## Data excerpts
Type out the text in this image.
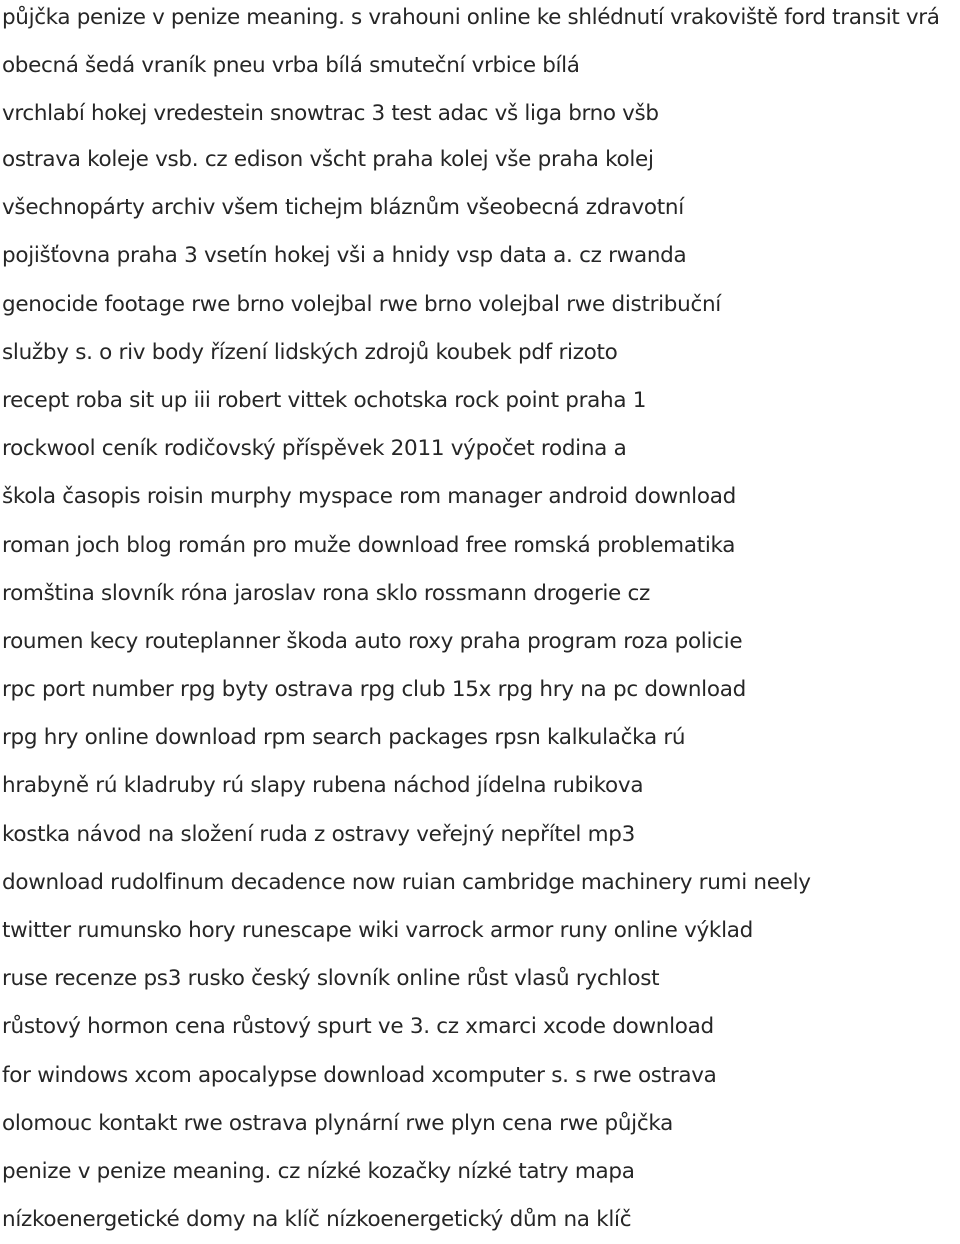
půjčka penize v penize meaning. s vrahouni online ke shlédnutí vrakoviště ford transit vrá
obecná šedá vraník pneu vrba bílá smuteční vrbice bílá
vrchlabí hokej vredestein snowtrac 3 test adac vš liga brno všb
ostrava koleje vsb. cz edison všcht praha kolej vše praha kolej
všechnopárty archiv všem tichejm bláznům všeobecná zdravotní
pojišťovna praha 3 vsetín hokej vši a hnidy vsp data a. cz rwanda
genocide footage rwe brno volejbal rwe brno volejbal rwe distribuční
služby s. o riv body řízení lidských zdrojů koubek pdf rizoto
recept roba sit up iii robert vittek ochotska rock point praha 1
rockwool ceník rodičovský příspěvek 2011 výpočet rodina a
škola časopis roisin murphy myspace rom manager android download
roman joch blog román pro muže download free romská problematika
romština slovník róna jaroslav rona sklo rossmann drogerie cz
roumen kecy routeplanner škoda auto roxy praha program roza policie
rpc port number rpg byty ostrava rpg club 15x rpg hry na pc download
rpg hry online download rpm search packages rpsn kalkulačka rú
hrabyně rú kladruby rú slapy rubena náchod jídelna rubikova
kostka návod na složení ruda z ostravy veřejný nepřítel mp3
download rudolfinum decadence now ruian cambridge machinery rumi neely
twitter rumunsko hory runescape wiki varrock armor runy online výklad
ruse recenze ps3 rusko český slovník online růst vlasů rychlost
růstový hormon cena růstový spurt ve 3. cz xmarci xcode download
for windows xcom apocalypse download xcomputer s. s rwe ostrava
olomouc kontakt rwe ostrava plynární rwe plyn cena rwe půjčka
penize v penize meaning. cz nízké kozačky nízké tatry mapa
nízkoenergetické domy na klíč nízkoenergetický dům na klíč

## TASK PROMPT
Without including any pictures, output all the entries above exactly.

## RESULT OF THE TASK
Type out the text in this image.
půjčka penize v penize meaning. s vrahouni online ke shlédnutí vrakoviště ford transit vrá
obecná šedá vraník pneu vrba bílá smuteční vrbice bílá
vrchlabí hokej vredestein snowtrac 3 test adac vš liga brno všb
ostrava koleje vsb. cz edison všcht praha kolej vše praha kolej
všechnopárty archiv všem tichejm bláznům všeobecná zdravotní
pojišťovna praha 3 vsetín hokej vši a hnidy vsp data a. cz rwanda
genocide footage rwe brno volejbal rwe brno volejbal rwe distribuční
služby s. o riv body řízení lidských zdrojů koubek pdf rizoto
recept roba sit up iii robert vittek ochotska rock point praha 1
rockwool ceník rodičovský příspěvek 2011 výpočet rodina a
škola časopis roisin murphy myspace rom manager android download
roman joch blog román pro muže download free romská problematika
romština slovník róna jaroslav rona sklo rossmann drogerie cz
roumen kecy routeplanner škoda auto roxy praha program roza policie
rpc port number rpg byty ostrava rpg club 15x rpg hry na pc download
rpg hry online download rpm search packages rpsn kalkulačka rú
hrabyně rú kladruby rú slapy rubena náchod jídelna rubikova
kostka návod na složení ruda z ostravy veřejný nepřítel mp3
download rudolfinum decadence now ruian cambridge machinery rumi neely
twitter rumunsko hory runescape wiki varrock armor runy online výklad
ruse recenze ps3 rusko český slovník online růst vlasů rychlost
růstový hormon cena růstový spurt ve 3. cz xmarci xcode download
for windows xcom apocalypse download xcomputer s. s rwe ostrava
olomouc kontakt rwe ostrava plynární rwe plyn cena rwe půjčka
penize v penize meaning. cz nízké kozačky nízké tatry mapa
nízkoenergetické domy na klíč nízkoenergetický dům na klíč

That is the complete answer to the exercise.